**Problem requirements**:
Don't copy the pictures; return every other part of the records exactly.
----- Information provided -----
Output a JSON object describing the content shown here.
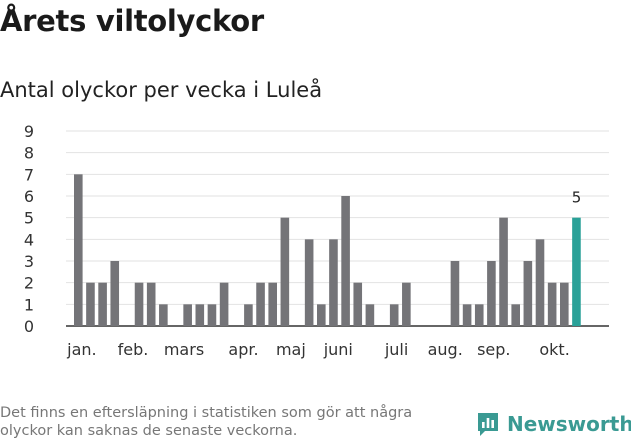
{
  "title": "Årets viltolyckor",
  "subtitle": "Antal olyckor per vecka i Luleå",
  "footnote": "Det finns en eftersläpning i statistiken som gör att några olyckor kan saknas de senaste veckorna.",
  "brand": {
    "name": "Newsworthy",
    "icon": "newsworthy-logo-icon",
    "color": "#3a9a93"
  },
  "chart_data": {
    "type": "bar",
    "x": [
      1,
      2,
      3,
      4,
      5,
      6,
      7,
      8,
      9,
      10,
      11,
      12,
      13,
      14,
      15,
      16,
      17,
      18,
      19,
      20,
      21,
      22,
      23,
      24,
      25,
      26,
      27,
      28,
      29,
      30,
      31,
      32,
      33,
      34,
      35,
      36,
      37,
      38,
      39,
      40,
      41,
      42
    ],
    "values": [
      7,
      2,
      2,
      3,
      0,
      2,
      2,
      1,
      0,
      1,
      1,
      1,
      2,
      0,
      1,
      2,
      2,
      5,
      0,
      4,
      1,
      4,
      6,
      2,
      1,
      0,
      1,
      2,
      0,
      0,
      0,
      3,
      1,
      1,
      3,
      5,
      1,
      3,
      4,
      2,
      2,
      5
    ],
    "ylim": [
      0,
      9
    ],
    "yticks": [
      0,
      1,
      2,
      3,
      4,
      5,
      6,
      7,
      8,
      9
    ],
    "month_labels": [
      {
        "label": "jan.",
        "at": 1.3
      },
      {
        "label": "feb.",
        "at": 5.5
      },
      {
        "label": "mars",
        "at": 9.7
      },
      {
        "label": "apr.",
        "at": 14.6
      },
      {
        "label": "maj",
        "at": 18.5
      },
      {
        "label": "juni",
        "at": 22.4
      },
      {
        "label": "juli",
        "at": 27.2
      },
      {
        "label": "aug.",
        "at": 31.2
      },
      {
        "label": "sep.",
        "at": 35.2
      },
      {
        "label": "okt.",
        "at": 40.2
      }
    ],
    "highlight": {
      "index": 41,
      "label": "5",
      "color": "#2aa198"
    },
    "bar_color": "#747478",
    "grid": true
  }
}
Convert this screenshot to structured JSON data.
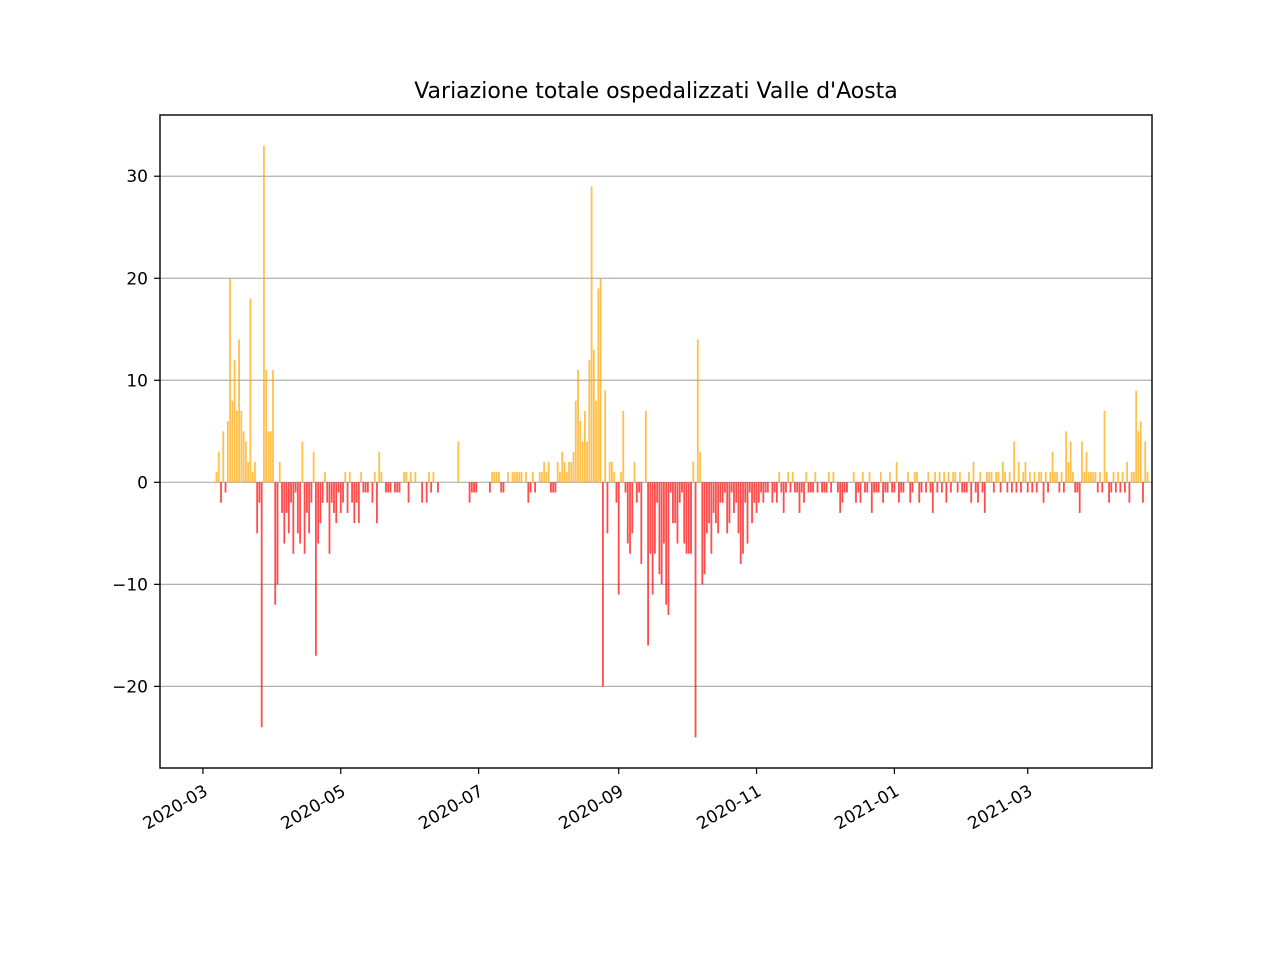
{
  "chart_data": {
    "type": "bar",
    "title": "Variazione totale ospedalizzati Valle d'Aosta",
    "xlabel": "",
    "ylabel": "",
    "ylim": [
      -28,
      36
    ],
    "xlim": [
      "2020-02-11",
      "2021-04-25"
    ],
    "grid": "horizontal",
    "legend": "none",
    "colors": {
      "positive": "#FFA500",
      "negative": "#FF0000",
      "zero_line": "#b0b0b0"
    },
    "y_ticks": [
      -20,
      -10,
      0,
      10,
      20,
      30
    ],
    "y_tick_labels": [
      "−20",
      "−10",
      "0",
      "10",
      "20",
      "30"
    ],
    "x_ticks": [
      "2020-03-01",
      "2020-05-01",
      "2020-07-01",
      "2020-09-01",
      "2020-11-01",
      "2021-01-01",
      "2021-03-01"
    ],
    "x_tick_labels": [
      "2020-03",
      "2020-05",
      "2020-07",
      "2020-09",
      "2020-11",
      "2021-01",
      "2021-03"
    ],
    "series": [
      {
        "start_date": "2020-03-07",
        "values": [
          1,
          3,
          -2,
          5,
          -1,
          6,
          20,
          8,
          12,
          7,
          14,
          7,
          5,
          4,
          2,
          18,
          1,
          2,
          -5,
          -2,
          -24,
          33,
          11,
          5,
          5,
          11,
          -12,
          -10,
          2,
          -3,
          -6,
          -3,
          -5,
          -2,
          -7,
          -1,
          -5,
          -6,
          4,
          -7,
          -3,
          -5,
          -2,
          3,
          -17,
          -6,
          -4,
          -2,
          1,
          -2,
          -7,
          -2,
          -3,
          -4,
          -1,
          -3,
          -2,
          1,
          -3,
          1,
          -2,
          -4,
          -2,
          -4,
          1,
          -1,
          -1,
          -1,
          0,
          -2,
          1,
          -4,
          3,
          1,
          0,
          -1,
          -1,
          -1,
          0,
          -1,
          -1,
          -1,
          0,
          1,
          1,
          -2,
          1,
          0,
          1,
          0,
          0,
          -2,
          0,
          -2,
          1,
          -1,
          1,
          0,
          -1,
          0,
          0,
          0,
          0,
          0,
          0,
          0,
          0,
          4,
          0,
          0,
          0,
          0,
          -2,
          -1,
          -1,
          -1,
          0,
          0,
          0,
          0,
          0,
          -1,
          1,
          1,
          1,
          1,
          -1,
          -1,
          0,
          1,
          0,
          1,
          1,
          1,
          1,
          1,
          0,
          1,
          -2,
          -1,
          1,
          -1,
          0,
          1,
          1,
          2,
          1,
          2,
          -1,
          -1,
          -1,
          2,
          1,
          3,
          2,
          1,
          2,
          2,
          3,
          8,
          11,
          6,
          4,
          7,
          4,
          12,
          29,
          13,
          8,
          19,
          20,
          -20,
          9,
          -5,
          2,
          2,
          1,
          -2,
          -11,
          1,
          7,
          -1,
          -6,
          -7,
          -5,
          2,
          -2,
          -1,
          -8,
          0,
          7,
          -16,
          -7,
          -11,
          -7,
          -2,
          -9,
          -10,
          -6,
          -12,
          -13,
          -1,
          -4,
          -4,
          -6,
          -2,
          -1,
          -6,
          -7,
          -7,
          -7,
          2,
          -25,
          14,
          3,
          -10,
          -9,
          -5,
          -4,
          -7,
          -3,
          -4,
          -5,
          -2,
          -2,
          -1,
          -5,
          -4,
          -1,
          -3,
          -2,
          -5,
          -8,
          -7,
          -2,
          -6,
          -1,
          -4,
          -2,
          -3,
          -2,
          -1,
          -2,
          -1,
          -1,
          0,
          -2,
          -1,
          -2,
          1,
          -1,
          -3,
          -1,
          1,
          -1,
          1,
          -1,
          -1,
          -3,
          -1,
          -2,
          1,
          -1,
          -1,
          -1,
          1,
          -1,
          0,
          -1,
          -1,
          -1,
          1,
          -1,
          1,
          0,
          -1,
          -3,
          -2,
          -1,
          -1,
          0,
          0,
          1,
          -2,
          -1,
          -2,
          1,
          -1,
          -1,
          1,
          -3,
          -1,
          -1,
          -1,
          1,
          -2,
          -1,
          -1,
          1,
          -1,
          -1,
          2,
          -2,
          -1,
          -1,
          0,
          1,
          -2,
          -1,
          1,
          1,
          -2,
          -1,
          0,
          -1,
          1,
          -1,
          -3,
          1,
          -1,
          1,
          -1,
          1,
          -2,
          1,
          -1,
          1,
          1,
          -1,
          1,
          -1,
          -1,
          -1,
          1,
          -2,
          2,
          -1,
          -2,
          1,
          -1,
          -3,
          1,
          1,
          1,
          -1,
          1,
          1,
          -1,
          2,
          1,
          -1,
          1,
          -1,
          4,
          -1,
          2,
          -1,
          1,
          2,
          -1,
          1,
          -1,
          1,
          -1,
          1,
          1,
          -2,
          1,
          -1,
          1,
          3,
          1,
          1,
          -1,
          1,
          -1,
          5,
          2,
          4,
          1,
          -1,
          -1,
          -3,
          4,
          1,
          3,
          1,
          1,
          1,
          1,
          -1,
          1,
          -1,
          7,
          1,
          -2,
          -1,
          1,
          -1,
          1,
          -1,
          1,
          -1,
          2,
          -2,
          1,
          1,
          9,
          5,
          6,
          -2,
          4,
          1
        ]
      }
    ]
  }
}
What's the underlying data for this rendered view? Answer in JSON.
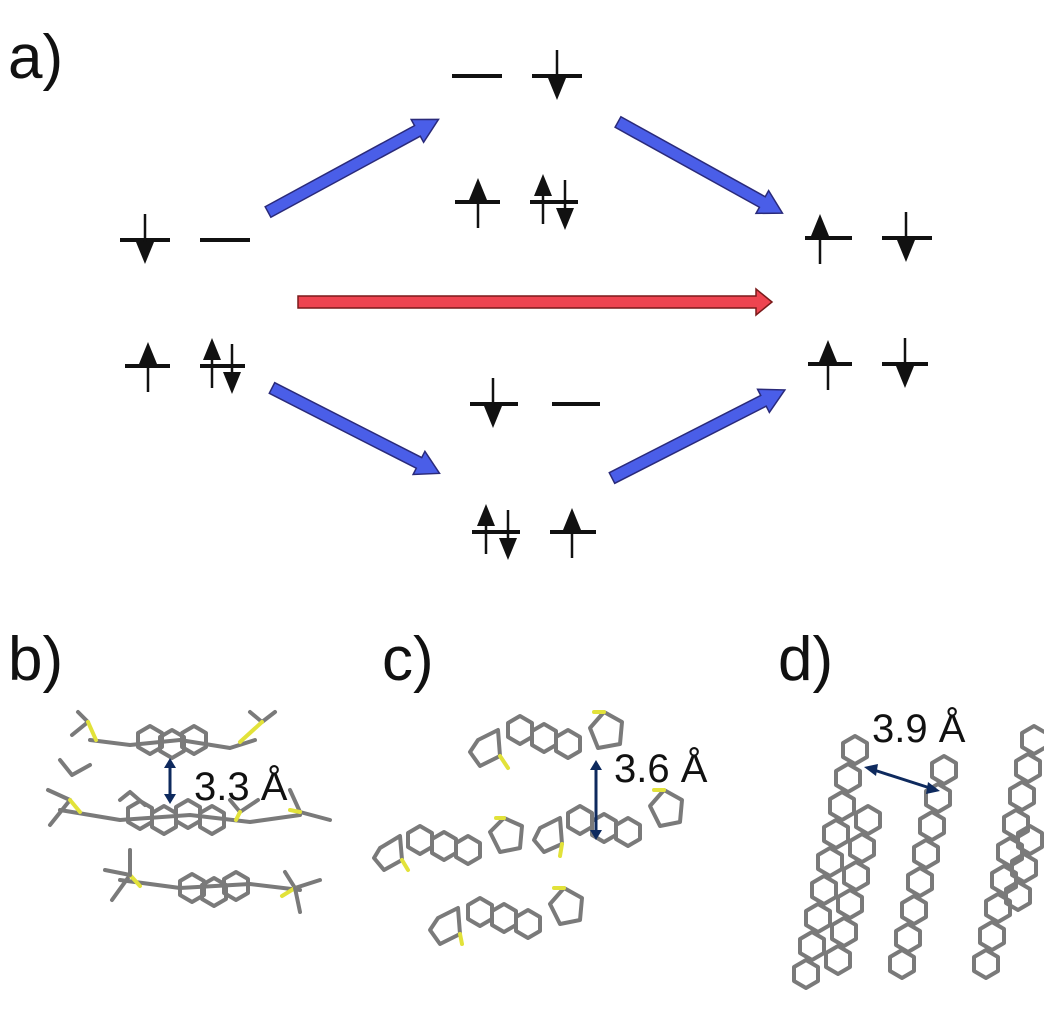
-----
**In response**:
Output a JSON object describing the content shown here.
{
  "title": "Årets viltolyckor",
  "subtitle": "Antal olyckor per vecka i Luleå",
  "footnote": "Det finns en eftersläpning i statistiken som gör att några olyckor kan saknas de senaste veckorna.",
  "brand": {
    "name": "Newsworthy",
    "icon": "newsworthy-logo-icon",
    "color": "#3a9a93"
  },
  "chart_data": {
    "type": "bar",
    "x": [
      1,
      2,
      3,
      4,
      5,
      6,
      7,
      8,
      9,
      10,
      11,
      12,
      13,
      14,
      15,
      16,
      17,
      18,
      19,
      20,
      21,
      22,
      23,
      24,
      25,
      26,
      27,
      28,
      29,
      30,
      31,
      32,
      33,
      34,
      35,
      36,
      37,
      38,
      39,
      40,
      41,
      42
    ],
    "values": [
      7,
      2,
      2,
      3,
      0,
      2,
      2,
      1,
      0,
      1,
      1,
      1,
      2,
      0,
      1,
      2,
      2,
      5,
      0,
      4,
      1,
      4,
      6,
      2,
      1,
      0,
      1,
      2,
      0,
      0,
      0,
      3,
      1,
      1,
      3,
      5,
      1,
      3,
      4,
      2,
      2,
      5
    ],
    "ylim": [
      0,
      9
    ],
    "yticks": [
      0,
      1,
      2,
      3,
      4,
      5,
      6,
      7,
      8,
      9
    ],
    "month_labels": [
      {
        "label": "jan.",
        "at": 1.3
      },
      {
        "label": "feb.",
        "at": 5.5
      },
      {
        "label": "mars",
        "at": 9.7
      },
      {
        "label": "apr.",
        "at": 14.6
      },
      {
        "label": "maj",
        "at": 18.5
      },
      {
        "label": "juni",
        "at": 22.4
      },
      {
        "label": "juli",
        "at": 27.2
      },
      {
        "label": "aug.",
        "at": 31.2
      },
      {
        "label": "sep.",
        "at": 35.2
      },
      {
        "label": "okt.",
        "at": 40.2
      }
    ],
    "highlight": {
      "index": 41,
      "label": "5",
      "color": "#2aa198"
    },
    "bar_color": "#747478",
    "grid": true
  }
}
Convert this screenshot to structured JSON data.
{
  "chart_data": {
    "type": "bar",
    "title": "Variazione totale ospedalizzati Valle d'Aosta",
    "xlabel": "",
    "ylabel": "",
    "ylim": [
      -28,
      36
    ],
    "xlim": [
      "2020-02-11",
      "2021-04-25"
    ],
    "grid": "horizontal",
    "legend": "none",
    "colors": {
      "positive": "#FFA500",
      "negative": "#FF0000",
      "zero_line": "#b0b0b0"
    },
    "y_ticks": [
      -20,
      -10,
      0,
      10,
      20,
      30
    ],
    "y_tick_labels": [
      "−20",
      "−10",
      "0",
      "10",
      "20",
      "30"
    ],
    "x_ticks": [
      "2020-03-01",
      "2020-05-01",
      "2020-07-01",
      "2020-09-01",
      "2020-11-01",
      "2021-01-01",
      "2021-03-01"
    ],
    "x_tick_labels": [
      "2020-03",
      "2020-05",
      "2020-07",
      "2020-09",
      "2020-11",
      "2021-01",
      "2021-03"
    ],
    "series": [
      {
        "start_date": "2020-03-07",
        "values": [
          1,
          3,
          -2,
          5,
          -1,
          6,
          20,
          8,
          12,
          7,
          14,
          7,
          5,
          4,
          2,
          18,
          1,
          2,
          -5,
          -2,
          -24,
          33,
          11,
          5,
          5,
          11,
          -12,
          -10,
          2,
          -3,
          -6,
          -3,
          -5,
          -2,
          -7,
          -1,
          -5,
          -6,
          4,
          -7,
          -3,
          -5,
          -2,
          3,
          -17,
          -6,
          -4,
          -2,
          1,
          -2,
          -7,
          -2,
          -3,
          -4,
          -1,
          -3,
          -2,
          1,
          -3,
          1,
          -2,
          -4,
          -2,
          -4,
          1,
          -1,
          -1,
          -1,
          0,
          -2,
          1,
          -4,
          3,
          1,
          0,
          -1,
          -1,
          -1,
          0,
          -1,
          -1,
          -1,
          0,
          1,
          1,
          -2,
          1,
          0,
          1,
          0,
          0,
          -2,
          0,
          -2,
          1,
          -1,
          1,
          0,
          -1,
          0,
          0,
          0,
          0,
          0,
          0,
          0,
          0,
          4,
          0,
          0,
          0,
          0,
          -2,
          -1,
          -1,
          -1,
          0,
          0,
          0,
          0,
          0,
          -1,
          1,
          1,
          1,
          1,
          -1,
          -1,
          0,
          1,
          0,
          1,
          1,
          1,
          1,
          1,
          0,
          1,
          -2,
          -1,
          1,
          -1,
          0,
          1,
          1,
          2,
          1,
          2,
          -1,
          -1,
          -1,
          2,
          1,
          3,
          2,
          1,
          2,
          2,
          3,
          8,
          11,
          6,
          4,
          7,
          4,
          12,
          29,
          13,
          8,
          19,
          20,
          -20,
          9,
          -5,
          2,
          2,
          1,
          -2,
          -11,
          1,
          7,
          -1,
          -6,
          -7,
          -5,
          2,
          -2,
          -1,
          -8,
          0,
          7,
          -16,
          -7,
          -11,
          -7,
          -2,
          -9,
          -10,
          -6,
          -12,
          -13,
          -1,
          -4,
          -4,
          -6,
          -2,
          -1,
          -6,
          -7,
          -7,
          -7,
          2,
          -25,
          14,
          3,
          -10,
          -9,
          -5,
          -4,
          -7,
          -3,
          -4,
          -5,
          -2,
          -2,
          -1,
          -5,
          -4,
          -1,
          -3,
          -2,
          -5,
          -8,
          -7,
          -2,
          -6,
          -1,
          -4,
          -2,
          -3,
          -2,
          -1,
          -2,
          -1,
          -1,
          0,
          -2,
          -1,
          -2,
          1,
          -1,
          -3,
          -1,
          1,
          -1,
          1,
          -1,
          -1,
          -3,
          -1,
          -2,
          1,
          -1,
          -1,
          -1,
          1,
          -1,
          0,
          -1,
          -1,
          -1,
          1,
          -1,
          1,
          0,
          -1,
          -3,
          -2,
          -1,
          -1,
          0,
          0,
          1,
          -2,
          -1,
          -2,
          1,
          -1,
          -1,
          1,
          -3,
          -1,
          -1,
          -1,
          1,
          -2,
          -1,
          -1,
          1,
          -1,
          -1,
          2,
          -2,
          -1,
          -1,
          0,
          1,
          -2,
          -1,
          1,
          1,
          -2,
          -1,
          0,
          -1,
          1,
          -1,
          -3,
          1,
          -1,
          1,
          -1,
          1,
          -2,
          1,
          -1,
          1,
          1,
          -1,
          1,
          -1,
          -1,
          -1,
          1,
          -2,
          2,
          -1,
          -2,
          1,
          -1,
          -3,
          1,
          1,
          1,
          -1,
          1,
          1,
          -1,
          2,
          1,
          -1,
          1,
          -1,
          4,
          -1,
          2,
          -1,
          1,
          2,
          -1,
          1,
          -1,
          1,
          -1,
          1,
          1,
          -2,
          1,
          -1,
          1,
          3,
          1,
          1,
          -1,
          1,
          -1,
          5,
          2,
          4,
          1,
          -1,
          -1,
          -3,
          4,
          1,
          3,
          1,
          1,
          1,
          1,
          -1,
          1,
          -1,
          7,
          1,
          -2,
          -1,
          1,
          -1,
          1,
          -1,
          1,
          -1,
          2,
          -2,
          1,
          1,
          9,
          5,
          6,
          -2,
          4,
          1
        ]
      }
    ]
  }
}
What's the underlying data for this rendered view? Answer in JSON.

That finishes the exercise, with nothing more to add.